---------- FRAGMENTO CITADO ----------
EUA vs Irán: ¿Quién ganó la guerra?
La política y la guerra a final de cuentas se hermanan en la realidad. En ambas encontraremos el afán de dominar y someter al otro, al adversario. Es una historia ancestral con muchas y extraordinarias crónicas.
Viene al caso recordar la frase consagrada de que la guerra es la continuación de la política por otros medios, acuñada por el teórico militar prusiano Carl von Clausewitz, que influyó en no pocos e importantes líderes del siglo XX y cuyo peso actual aún se deja sentir cuando se habla de este tema.
Estos párrafos dan entrada a una reflexión sobre lo que sucede con las guerras de estos días en varias partes del mundo. Las hay arteras, como la que realiza el estado de Israel contra los inermes palestinos de la Franja de Gaza. Ahí la política es de expansión y exterminio, incluso traicionando lo que el mismo pueblo judío padeció durante la Segunda Guerra Mundial en los campos de exterminio nazi.
---------- DATOS DISPONIBLES ----------
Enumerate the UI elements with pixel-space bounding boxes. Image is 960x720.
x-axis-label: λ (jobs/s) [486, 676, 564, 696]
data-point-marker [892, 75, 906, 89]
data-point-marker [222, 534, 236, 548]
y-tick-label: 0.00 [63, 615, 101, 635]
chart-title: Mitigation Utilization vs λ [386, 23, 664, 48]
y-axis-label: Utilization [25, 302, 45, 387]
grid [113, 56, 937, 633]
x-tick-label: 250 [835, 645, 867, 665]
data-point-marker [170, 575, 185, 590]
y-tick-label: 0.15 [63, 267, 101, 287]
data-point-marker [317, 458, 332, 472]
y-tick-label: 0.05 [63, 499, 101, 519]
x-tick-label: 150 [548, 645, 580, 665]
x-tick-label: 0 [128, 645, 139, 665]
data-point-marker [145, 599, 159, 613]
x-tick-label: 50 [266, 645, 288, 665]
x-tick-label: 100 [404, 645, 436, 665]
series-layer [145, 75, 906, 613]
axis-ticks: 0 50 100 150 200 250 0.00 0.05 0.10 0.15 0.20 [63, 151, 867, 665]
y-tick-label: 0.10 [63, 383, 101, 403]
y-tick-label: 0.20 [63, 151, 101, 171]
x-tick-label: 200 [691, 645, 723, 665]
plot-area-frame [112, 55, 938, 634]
----------
▶ [TAREA PENDIENTE 1]: Indica si cada afirmación concuerda con el texto sobre la guerra entre EUA e Irán y responde sí o no, citando literalmente las palabras del texto que lo deciden: (a) La frase de que la guerra es la continuación de la política por otros medios se atribuye a Carl von Clausewitz. (b) El texto sostiene que la política y la guerra no tienen nada en común. (c) Según el texto, Clausewitz influyó en importantes líderes del siglo XIX.
▶ [TAREA PENDIENTE 2]: Prosigue el texto sobre la guerra entre EUA e Irán a partir de su última oración.
Las filas no intervienen en nada de esto.

▶ [RESPUESTA DEL EJERCICIO 1]:
(a) Sí: «acuñada por el teórico militar prusiano Carl von Clausewitz».
(b) No: «La política y la guerra a final de cuentas se hermanan en la realidad».
(c) No: «que influyó en no pocos e importantes líderes del siglo XX».

▶ [RESPUESTA DEL EJERCICIO 2]:
Hoy en el planeta hay varias guerras, algunas están en las primeras planas de los periódicos; otras deliberadamente están ocultas porque no están en el interés geopolítico de las potencias mundiales. Las más notables de estas guerras son las que inició la Rusia de Putin contra Ucrania, antigua república de la Unión Soviética; la otra es la que comenzó Donald Trump contra Irán y que se ha librado sin que un solo soldado norteamericano o aliado haya pisado ese territorio.
Conforme al derecho internacional tradicional que se fue generando en Europa a la hora del inicio de la modernidad capitalista, la guerra debía ajustarse a cánones jurídicos claramente establecidos: declaración formal de guerra de un estado contra otro; firma de rendición cuando aparecía la derrota; también el derecho penal se hizo presente y no cualquier violencia era legítima en un estado de guerra, por eso se habló de crímenes de guerra, e incluso con la posibilidad de ser juzgados por cortes internacionales.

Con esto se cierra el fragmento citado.